## Tarea por realizar
Extrae completo y sin cambios el texto sobre el Mundial 2026 y el sector inmobiliario.

La Copa Mundial de la FIFA 2026 representa mucho más que un evento deportivo para México. Además del impacto turístico y económico que generará la llegada de millones de visitantes, el torneo abre una oportunidad para fortalecer el desarrollo inmobiliario, acelerar proyectos urbanos y promover inversiones con una visión más ordenada y sostenible.
De acuerdo con estimaciones de la Confederación de Cámaras Nacionales de Comercio, Servicios y Turismo (Concanaco Servytur), la justa mundialista podría generar una derrama económica superior a los 65 mil millones de pesos, atraer alrededor de 5.5 millones de visitantes y crear más de 12 mil empleos temporales en el país.
Para el sector inmobiliario, el evento representa un impulso importante en la demanda de departamentos amueblados, hospedaje temporal, desarrollos flex living, coliving y espacios comerciales orientados al turismo internacional. También se anticipa un incremento en proyectos de infraestructura y conectividad en las ciudades sede: Ciudad de México, Monterrey y Guadalajara.
La AMPI señaló que el reto será aprovechar este contexto sin profundizar problemas urbanos ya existentes, como el aumento de rentas, la presión sobre la oferta habitacional o el crecimiento desordenado de algunas zonas. En ese sentido, el organismo hizo un llamado a fortalecer la planeación territorial, la certeza jurídica y la inversión responsable para garantizar beneficios de largo plazo tanto para inversionistas como para las comunidades.
Jenny Althair Rivas Padilla, presidenta nacional de la AMPI, afirmó que el verdadero legado del Mundial debe medirse por la capacidad de construir ciudades más modernas, resilientes y competitivas, con infraestructura eficiente y mejores servicios urbanos.

Entradas de datos

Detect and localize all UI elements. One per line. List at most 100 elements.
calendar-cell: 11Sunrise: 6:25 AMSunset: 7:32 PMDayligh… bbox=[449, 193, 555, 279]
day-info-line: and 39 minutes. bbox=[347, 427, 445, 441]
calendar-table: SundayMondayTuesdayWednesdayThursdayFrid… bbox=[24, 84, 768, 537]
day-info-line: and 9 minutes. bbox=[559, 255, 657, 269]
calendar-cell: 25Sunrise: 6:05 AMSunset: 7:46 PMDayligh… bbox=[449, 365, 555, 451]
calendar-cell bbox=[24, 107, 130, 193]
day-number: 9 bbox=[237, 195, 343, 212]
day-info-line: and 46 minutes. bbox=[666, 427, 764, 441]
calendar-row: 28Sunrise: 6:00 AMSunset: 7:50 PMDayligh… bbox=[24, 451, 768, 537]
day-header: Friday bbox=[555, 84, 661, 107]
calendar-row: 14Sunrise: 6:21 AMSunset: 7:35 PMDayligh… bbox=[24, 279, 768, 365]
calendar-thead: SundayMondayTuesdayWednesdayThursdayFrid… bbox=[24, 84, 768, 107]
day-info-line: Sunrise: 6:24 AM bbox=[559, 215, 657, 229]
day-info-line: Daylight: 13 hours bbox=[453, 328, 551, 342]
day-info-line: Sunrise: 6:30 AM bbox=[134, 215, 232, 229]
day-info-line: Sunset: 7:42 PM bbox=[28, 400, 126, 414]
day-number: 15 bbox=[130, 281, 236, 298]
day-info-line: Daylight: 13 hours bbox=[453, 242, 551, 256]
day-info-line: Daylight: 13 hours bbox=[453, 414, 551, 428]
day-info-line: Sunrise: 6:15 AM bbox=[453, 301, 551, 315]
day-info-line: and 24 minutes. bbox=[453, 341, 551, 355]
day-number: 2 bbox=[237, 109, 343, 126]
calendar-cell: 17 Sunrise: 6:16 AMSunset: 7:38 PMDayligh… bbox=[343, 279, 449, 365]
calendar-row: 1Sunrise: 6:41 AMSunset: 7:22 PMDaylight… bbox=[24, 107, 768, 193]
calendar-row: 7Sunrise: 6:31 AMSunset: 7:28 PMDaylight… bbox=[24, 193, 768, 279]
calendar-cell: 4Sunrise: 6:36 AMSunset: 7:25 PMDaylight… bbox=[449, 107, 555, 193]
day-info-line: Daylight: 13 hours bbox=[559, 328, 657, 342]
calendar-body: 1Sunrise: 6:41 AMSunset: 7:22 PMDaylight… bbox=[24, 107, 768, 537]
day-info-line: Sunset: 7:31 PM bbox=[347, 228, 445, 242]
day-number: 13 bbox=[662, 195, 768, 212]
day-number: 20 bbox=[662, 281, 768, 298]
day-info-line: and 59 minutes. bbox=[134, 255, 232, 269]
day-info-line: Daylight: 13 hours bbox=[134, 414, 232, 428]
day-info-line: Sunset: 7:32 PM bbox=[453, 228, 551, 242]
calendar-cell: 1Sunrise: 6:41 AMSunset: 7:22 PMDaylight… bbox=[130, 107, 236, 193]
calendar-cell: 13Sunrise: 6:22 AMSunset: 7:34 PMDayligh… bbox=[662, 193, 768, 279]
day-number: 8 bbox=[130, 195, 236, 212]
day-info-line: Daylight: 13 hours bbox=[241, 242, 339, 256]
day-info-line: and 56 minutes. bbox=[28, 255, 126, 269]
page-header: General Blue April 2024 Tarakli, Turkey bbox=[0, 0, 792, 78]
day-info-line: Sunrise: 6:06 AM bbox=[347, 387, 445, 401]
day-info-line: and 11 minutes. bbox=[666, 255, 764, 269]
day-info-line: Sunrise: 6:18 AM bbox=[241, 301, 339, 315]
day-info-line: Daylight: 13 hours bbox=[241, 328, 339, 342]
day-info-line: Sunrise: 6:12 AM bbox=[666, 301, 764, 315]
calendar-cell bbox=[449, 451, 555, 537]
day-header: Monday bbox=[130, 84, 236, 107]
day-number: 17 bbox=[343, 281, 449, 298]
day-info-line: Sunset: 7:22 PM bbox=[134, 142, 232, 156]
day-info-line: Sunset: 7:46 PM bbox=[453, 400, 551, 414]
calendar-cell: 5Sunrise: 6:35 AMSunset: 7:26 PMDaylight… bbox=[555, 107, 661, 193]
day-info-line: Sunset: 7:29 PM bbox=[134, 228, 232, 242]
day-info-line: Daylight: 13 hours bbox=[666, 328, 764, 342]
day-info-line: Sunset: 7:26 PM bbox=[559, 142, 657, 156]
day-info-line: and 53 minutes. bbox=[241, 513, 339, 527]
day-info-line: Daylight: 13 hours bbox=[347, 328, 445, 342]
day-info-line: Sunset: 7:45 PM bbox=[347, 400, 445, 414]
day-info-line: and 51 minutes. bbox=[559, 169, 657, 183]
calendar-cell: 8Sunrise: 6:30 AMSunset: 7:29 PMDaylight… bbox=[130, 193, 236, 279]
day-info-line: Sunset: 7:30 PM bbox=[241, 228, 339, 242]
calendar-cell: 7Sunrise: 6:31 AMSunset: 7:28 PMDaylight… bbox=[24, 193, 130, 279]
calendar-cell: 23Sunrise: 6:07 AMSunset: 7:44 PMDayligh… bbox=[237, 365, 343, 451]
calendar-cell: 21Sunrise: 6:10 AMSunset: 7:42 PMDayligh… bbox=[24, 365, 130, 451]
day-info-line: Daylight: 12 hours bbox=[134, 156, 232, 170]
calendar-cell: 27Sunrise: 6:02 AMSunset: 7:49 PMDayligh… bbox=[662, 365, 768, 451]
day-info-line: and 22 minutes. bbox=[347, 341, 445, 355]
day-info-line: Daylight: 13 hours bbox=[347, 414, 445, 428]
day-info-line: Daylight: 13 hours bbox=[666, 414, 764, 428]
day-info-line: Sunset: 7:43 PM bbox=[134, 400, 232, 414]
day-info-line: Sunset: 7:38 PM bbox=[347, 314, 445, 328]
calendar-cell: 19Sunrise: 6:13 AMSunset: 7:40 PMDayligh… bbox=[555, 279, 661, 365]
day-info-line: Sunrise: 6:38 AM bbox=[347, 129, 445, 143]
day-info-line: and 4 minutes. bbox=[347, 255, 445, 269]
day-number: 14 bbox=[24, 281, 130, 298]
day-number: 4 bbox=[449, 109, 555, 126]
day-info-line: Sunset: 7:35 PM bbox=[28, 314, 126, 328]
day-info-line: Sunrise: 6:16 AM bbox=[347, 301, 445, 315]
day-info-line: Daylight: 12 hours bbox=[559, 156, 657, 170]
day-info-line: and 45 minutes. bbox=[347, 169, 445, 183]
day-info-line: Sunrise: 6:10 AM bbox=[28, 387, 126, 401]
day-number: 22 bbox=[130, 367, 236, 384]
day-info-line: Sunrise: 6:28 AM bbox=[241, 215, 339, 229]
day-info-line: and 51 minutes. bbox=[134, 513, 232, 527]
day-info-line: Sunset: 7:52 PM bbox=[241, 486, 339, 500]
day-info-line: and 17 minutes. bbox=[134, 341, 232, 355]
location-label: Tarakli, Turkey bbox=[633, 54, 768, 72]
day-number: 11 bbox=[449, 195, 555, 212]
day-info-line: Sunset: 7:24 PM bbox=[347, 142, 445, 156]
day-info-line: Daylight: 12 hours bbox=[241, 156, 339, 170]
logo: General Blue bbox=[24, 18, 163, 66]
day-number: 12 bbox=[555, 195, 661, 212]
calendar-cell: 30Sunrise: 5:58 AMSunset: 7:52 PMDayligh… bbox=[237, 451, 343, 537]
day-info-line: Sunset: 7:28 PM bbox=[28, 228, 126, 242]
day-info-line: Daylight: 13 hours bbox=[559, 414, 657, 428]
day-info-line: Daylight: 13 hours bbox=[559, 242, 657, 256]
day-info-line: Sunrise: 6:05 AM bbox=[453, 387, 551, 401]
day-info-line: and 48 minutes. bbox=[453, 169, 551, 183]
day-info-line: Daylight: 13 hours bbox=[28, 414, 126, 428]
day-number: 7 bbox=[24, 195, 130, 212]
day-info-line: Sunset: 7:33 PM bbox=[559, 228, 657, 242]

## Espacio de respuesta
La Copa Mundial de la FIFA 2026 representa mucho más que un evento deportivo para México. Además del impacto turístico y económico que generará la llegada de millones de visitantes, el torneo abre una oportunidad para fortalecer el desarrollo inmobiliario, acelerar proyectos urbanos y promover inversiones con una visión más ordenada y sostenible.
De acuerdo con estimaciones de la Confederación de Cámaras Nacionales de Comercio, Servicios y Turismo (Concanaco Servytur), la justa mundialista podría generar una derrama económica superior a los 65 mil millones de pesos, atraer alrededor de 5.5 millones de visitantes y crear más de 12 mil empleos temporales en el país.
Para el sector inmobiliario, el evento representa un impulso importante en la demanda de departamentos amueblados, hospedaje temporal, desarrollos flex living, coliving y espacios comerciales orientados al turismo internacional. También se anticipa un incremento en proyectos de infraestructura y conectividad en las ciudades sede: Ciudad de México, Monterrey y Guadalajara.
La AMPI señaló que el reto será aprovechar este contexto sin profundizar problemas urbanos ya existentes, como el aumento de rentas, la presión sobre la oferta habitacional o el crecimiento desordenado de algunas zonas. En ese sentido, el organismo hizo un llamado a fortalecer la planeación territorial, la certeza jurídica y la inversión responsable para garantizar beneficios de largo plazo tanto para inversionistas como para las comunidades.
Jenny Althair Rivas Padilla, presidenta nacional de la AMPI, afirmó que el verdadero legado del Mundial debe medirse por la capacidad de construir ciudades más modernas, resilientes y competitivas, con infraestructura eficiente y mejores servicios urbanos.